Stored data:
══════════════════════════════

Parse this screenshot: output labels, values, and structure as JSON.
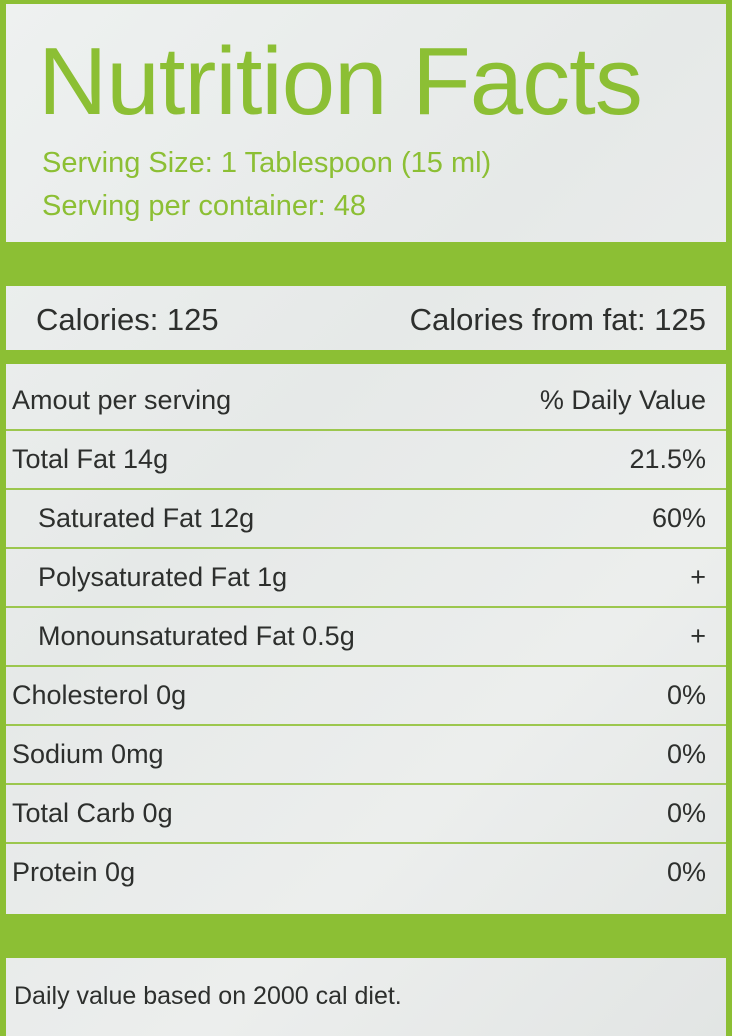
{
  "label": {
    "title": "Nutrition Facts",
    "serving_size": "Serving Size: 1 Tablespoon (15 ml)",
    "servings_per_container": "Serving per container: 48",
    "calories": "Calories: 125",
    "calories_from_fat": "Calories from fat: 125",
    "header": {
      "left": "Amout per serving",
      "right": "% Daily Value"
    },
    "rows": [
      {
        "name": "Total Fat 14g",
        "value": "21.5%"
      },
      {
        "name": "Saturated Fat 12g",
        "value": "60%"
      },
      {
        "name": "Polysaturated Fat 1g",
        "value": "+"
      },
      {
        "name": "Monounsaturated Fat 0.5g",
        "value": "+"
      },
      {
        "name": "Cholesterol 0g",
        "value": "0%"
      },
      {
        "name": "Sodium 0mg",
        "value": "0%"
      },
      {
        "name": "Total Carb 0g",
        "value": "0%"
      },
      {
        "name": "Protein 0g",
        "value": "0%"
      }
    ],
    "footnote": "Daily value based on 2000 cal diet."
  },
  "colors": {
    "accent": "#8cbf34",
    "text": "#2d2f2d",
    "background": "#eceeed"
  }
}
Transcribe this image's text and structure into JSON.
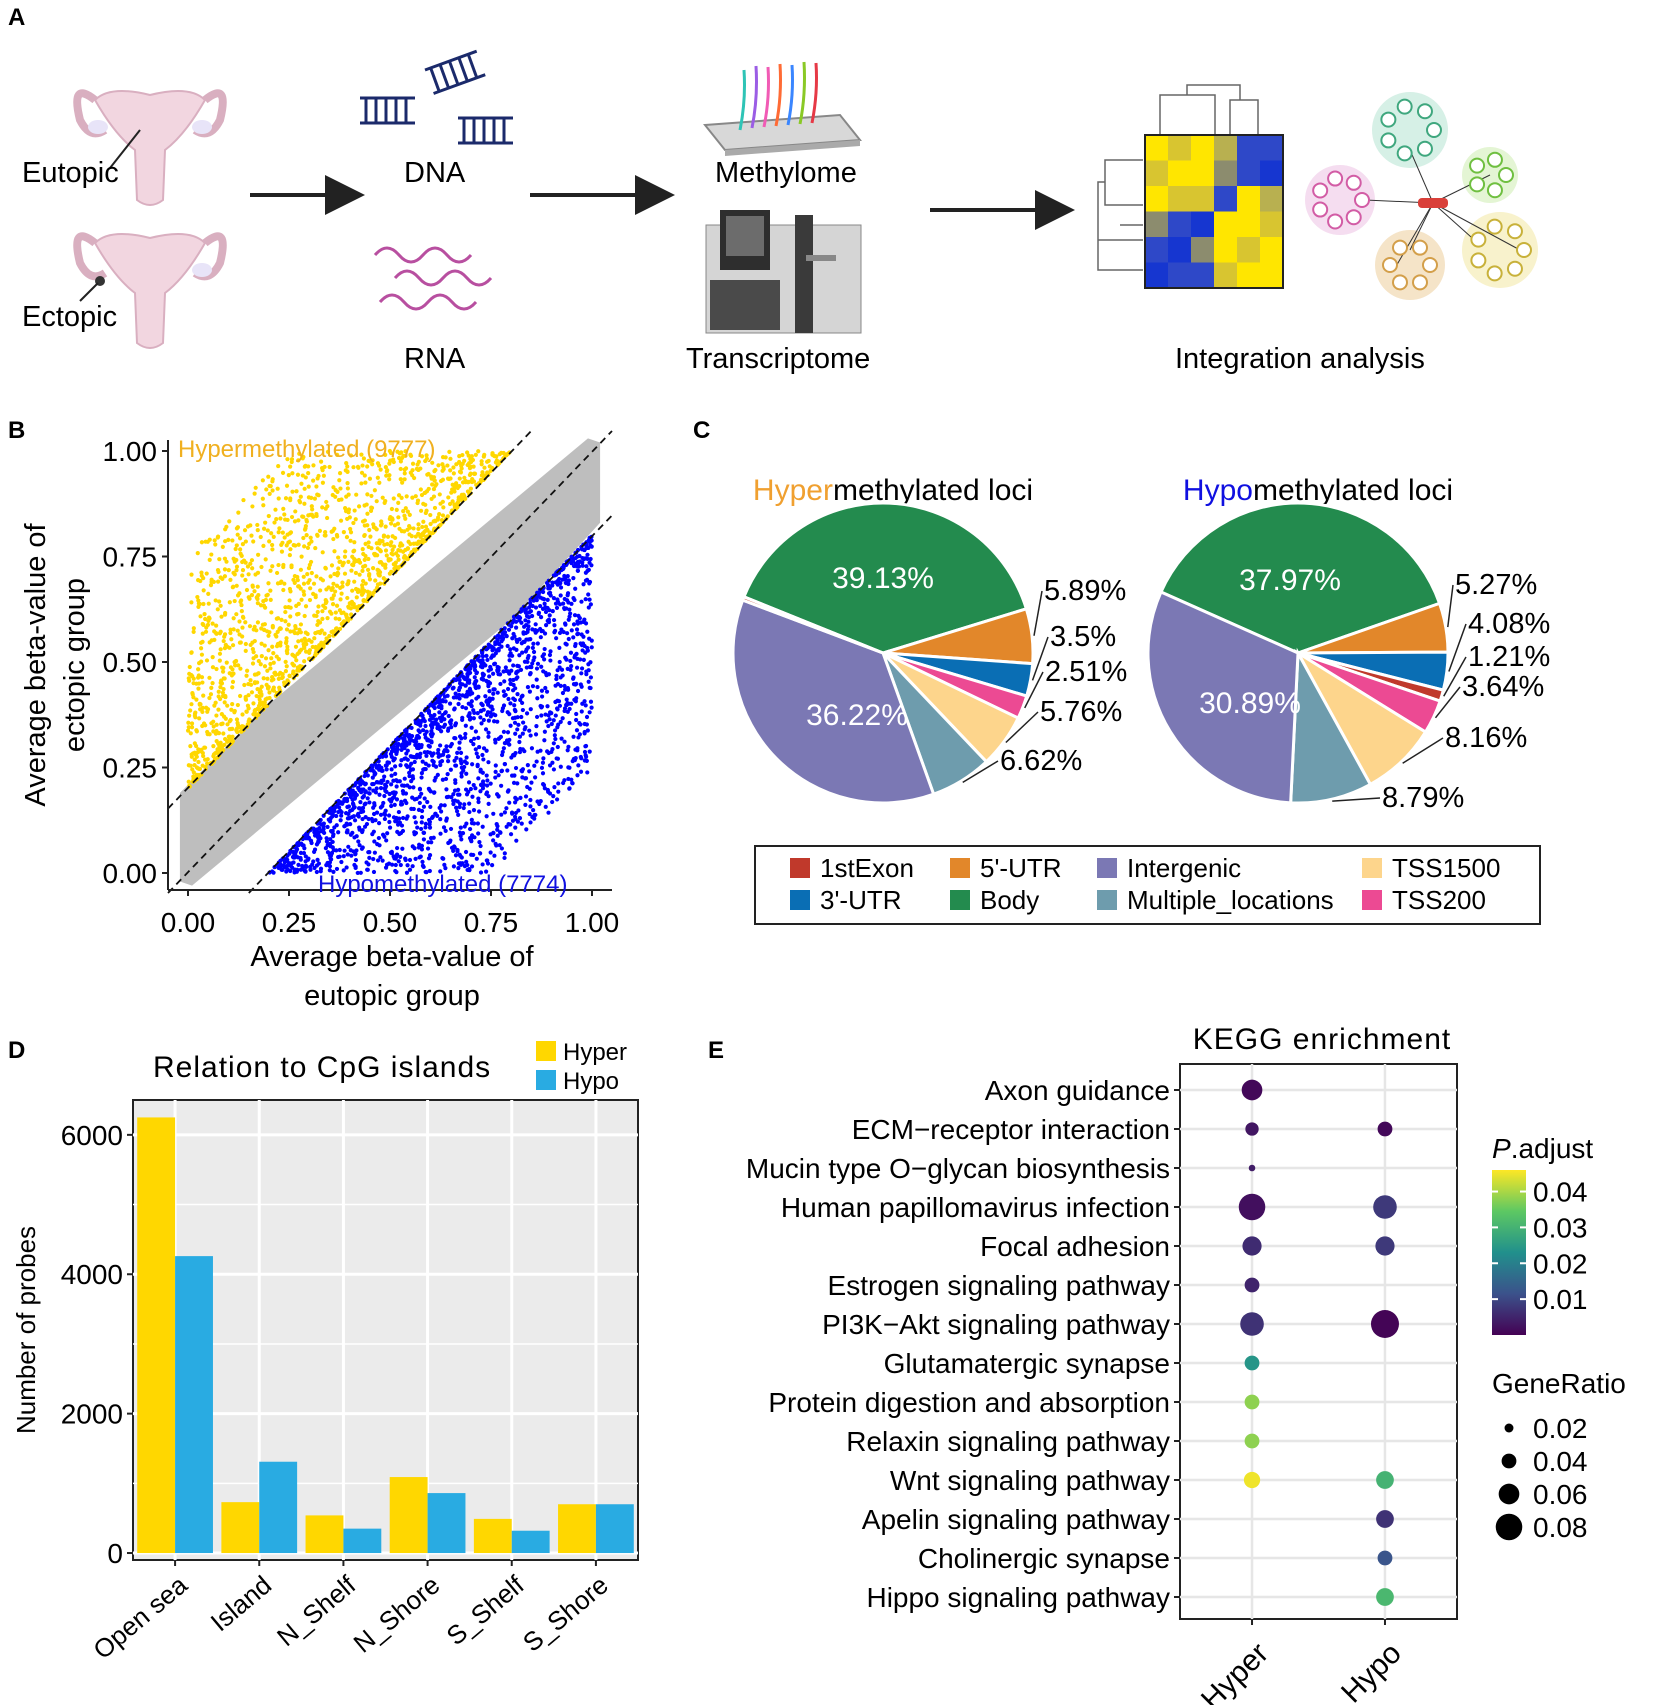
{
  "colors": {
    "hyper": "#FFD700",
    "hypo": "#0000FF",
    "neutral": "#BEBEBE",
    "hyper_title": "#F0A030",
    "hypo_title": "#1010E0",
    "bar_hyper": "#FFD700",
    "bar_hypo": "#29ABE2",
    "panel_bg": "#EBEBEB"
  },
  "panelA": {
    "label": "A",
    "eutopic": "Eutopic",
    "ectopic": "Ectopic",
    "dna": "DNA",
    "rna": "RNA",
    "methylome": "Methylome",
    "transcriptome": "Transcriptome",
    "integration": "Integration analysis"
  },
  "chart_data": [
    {
      "panel": "B",
      "type": "scatter",
      "hyper_label": "Hypermethylated (9777)",
      "hypo_label": "Hypomethylated (7774)",
      "xlabel_line1": "Average beta-value of",
      "xlabel_line2": "eutopic group",
      "ylabel_line1": "Average beta-value of",
      "ylabel_line2": "ectopic group",
      "xlim": [
        0,
        1
      ],
      "ylim": [
        0,
        1
      ],
      "ticks": [
        "0.00",
        "0.25",
        "0.50",
        "0.75",
        "1.00"
      ],
      "threshold_lines": [
        "y = x + 0.2",
        "y = x",
        "y = x - 0.2"
      ]
    },
    {
      "panel": "C",
      "type": "pie",
      "pies": [
        {
          "title_highlight": "Hyper",
          "title_rest": "methylated loci",
          "center_labels": [
            "39.13%",
            "36.22%"
          ],
          "slices": [
            {
              "category": "Body",
              "value": 39.13,
              "color": "#238B4E",
              "label": "39.13%"
            },
            {
              "category": "5'-UTR",
              "value": 5.89,
              "color": "#E2872A",
              "label": "5.89%"
            },
            {
              "category": "3'-UTR",
              "value": 3.5,
              "color": "#0A6EB4",
              "label": "3.5%"
            },
            {
              "category": "TSS200",
              "value": 2.51,
              "color": "#EC4A93",
              "label": "2.51%"
            },
            {
              "category": "TSS1500",
              "value": 5.76,
              "color": "#FDD58C",
              "label": "5.76%"
            },
            {
              "category": "Multiple_locations",
              "value": 6.62,
              "color": "#6E9CAD",
              "label": "6.62%"
            },
            {
              "category": "Intergenic",
              "value": 36.22,
              "color": "#7B78B4",
              "label": "36.22%"
            },
            {
              "category": "1stExon",
              "value": 0.37,
              "color": "#C0392B",
              "label": ""
            }
          ]
        },
        {
          "title_highlight": "Hypo",
          "title_rest": "methylated loci",
          "slices": [
            {
              "category": "Body",
              "value": 37.97,
              "color": "#238B4E",
              "label": "37.97%"
            },
            {
              "category": "5'-UTR",
              "value": 5.27,
              "color": "#E2872A",
              "label": "5.27%"
            },
            {
              "category": "3'-UTR",
              "value": 4.08,
              "color": "#0A6EB4",
              "label": "4.08%"
            },
            {
              "category": "1stExon",
              "value": 1.21,
              "color": "#C0392B",
              "label": "1.21%"
            },
            {
              "category": "TSS200",
              "value": 3.64,
              "color": "#EC4A93",
              "label": "3.64%"
            },
            {
              "category": "TSS1500",
              "value": 8.16,
              "color": "#FDD58C",
              "label": "8.16%"
            },
            {
              "category": "Multiple_locations",
              "value": 8.79,
              "color": "#6E9CAD",
              "label": "8.79%"
            },
            {
              "category": "Intergenic",
              "value": 30.89,
              "color": "#7B78B4",
              "label": "30.89%"
            }
          ]
        }
      ],
      "legend": [
        {
          "label": "1stExon",
          "color": "#C0392B"
        },
        {
          "label": "5'-UTR",
          "color": "#E2872A"
        },
        {
          "label": "Intergenic",
          "color": "#7B78B4"
        },
        {
          "label": "TSS1500",
          "color": "#FDD58C"
        },
        {
          "label": "3'-UTR",
          "color": "#0A6EB4"
        },
        {
          "label": "Body",
          "color": "#238B4E"
        },
        {
          "label": "Multiple_locations",
          "color": "#6E9CAD"
        },
        {
          "label": "TSS200",
          "color": "#EC4A93"
        }
      ]
    },
    {
      "panel": "D",
      "type": "bar",
      "title": "Relation to CpG islands",
      "ylabel": "Number of probes",
      "categories": [
        "Open sea",
        "Island",
        "N_Shelf",
        "N_Shore",
        "S_Shelf",
        "S_Shore"
      ],
      "series": [
        {
          "name": "Hyper",
          "values": [
            6250,
            730,
            540,
            1090,
            490,
            700
          ]
        },
        {
          "name": "Hypo",
          "values": [
            4260,
            1310,
            350,
            860,
            320,
            700
          ]
        }
      ],
      "ylim": [
        -100,
        6500
      ],
      "yticks": [
        0,
        2000,
        4000,
        6000
      ]
    },
    {
      "panel": "E",
      "type": "scatter",
      "title": "KEGG enrichment",
      "x": [
        "Hyper",
        "Hypo"
      ],
      "pathways": [
        "Axon guidance",
        "ECM−receptor interaction",
        "Mucin type O−glycan biosynthesis",
        "Human papillomavirus infection",
        "Focal adhesion",
        "Estrogen signaling pathway",
        "PI3K−Akt signaling pathway",
        "Glutamatergic synapse",
        "Protein digestion and absorption",
        "Relaxin signaling pathway",
        "Wnt signaling pathway",
        "Apelin signaling pathway",
        "Cholinergic synapse",
        "Hippo signaling pathway"
      ],
      "points": [
        {
          "pathway": 0,
          "group": "Hyper",
          "p_adjust": 0.001,
          "gene_ratio": 0.06
        },
        {
          "pathway": 1,
          "group": "Hyper",
          "p_adjust": 0.003,
          "gene_ratio": 0.035
        },
        {
          "pathway": 1,
          "group": "Hypo",
          "p_adjust": 0.001,
          "gene_ratio": 0.04
        },
        {
          "pathway": 2,
          "group": "Hyper",
          "p_adjust": 0.004,
          "gene_ratio": 0.012
        },
        {
          "pathway": 3,
          "group": "Hyper",
          "p_adjust": 0.002,
          "gene_ratio": 0.08
        },
        {
          "pathway": 3,
          "group": "Hypo",
          "p_adjust": 0.008,
          "gene_ratio": 0.07
        },
        {
          "pathway": 4,
          "group": "Hyper",
          "p_adjust": 0.006,
          "gene_ratio": 0.055
        },
        {
          "pathway": 4,
          "group": "Hypo",
          "p_adjust": 0.008,
          "gene_ratio": 0.055
        },
        {
          "pathway": 5,
          "group": "Hyper",
          "p_adjust": 0.005,
          "gene_ratio": 0.04
        },
        {
          "pathway": 6,
          "group": "Hyper",
          "p_adjust": 0.007,
          "gene_ratio": 0.07
        },
        {
          "pathway": 6,
          "group": "Hypo",
          "p_adjust": 0.0005,
          "gene_ratio": 0.085
        },
        {
          "pathway": 7,
          "group": "Hyper",
          "p_adjust": 0.024,
          "gene_ratio": 0.04
        },
        {
          "pathway": 8,
          "group": "Hyper",
          "p_adjust": 0.038,
          "gene_ratio": 0.04
        },
        {
          "pathway": 9,
          "group": "Hyper",
          "p_adjust": 0.038,
          "gene_ratio": 0.04
        },
        {
          "pathway": 10,
          "group": "Hyper",
          "p_adjust": 0.045,
          "gene_ratio": 0.045
        },
        {
          "pathway": 10,
          "group": "Hypo",
          "p_adjust": 0.03,
          "gene_ratio": 0.05
        },
        {
          "pathway": 11,
          "group": "Hypo",
          "p_adjust": 0.007,
          "gene_ratio": 0.05
        },
        {
          "pathway": 12,
          "group": "Hypo",
          "p_adjust": 0.012,
          "gene_ratio": 0.04
        },
        {
          "pathway": 13,
          "group": "Hypo",
          "p_adjust": 0.031,
          "gene_ratio": 0.05
        }
      ],
      "color_legend_title_italic": "P",
      "color_legend_title_rest": ".adjust",
      "color_ticks": [
        "0.04",
        "0.03",
        "0.02",
        "0.01"
      ],
      "color_tick_values": [
        0.04,
        0.03,
        0.02,
        0.01
      ],
      "color_range": [
        0,
        0.046
      ],
      "size_legend_title": "GeneRatio",
      "size_ticks": [
        "0.02",
        "0.04",
        "0.06",
        "0.08"
      ],
      "size_tick_values": [
        0.02,
        0.04,
        0.06,
        0.08
      ]
    }
  ],
  "labels": {
    "B": "B",
    "C": "C",
    "D": "D",
    "E": "E"
  }
}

══════════════════════════════

EXERCISE GOAL: From the records above, copy every line that includes the word "Calories".

WRITTEN ANSWER:
    "calories": "Calories: 125",
    "calories_from_fat": "Calories from fat: 125",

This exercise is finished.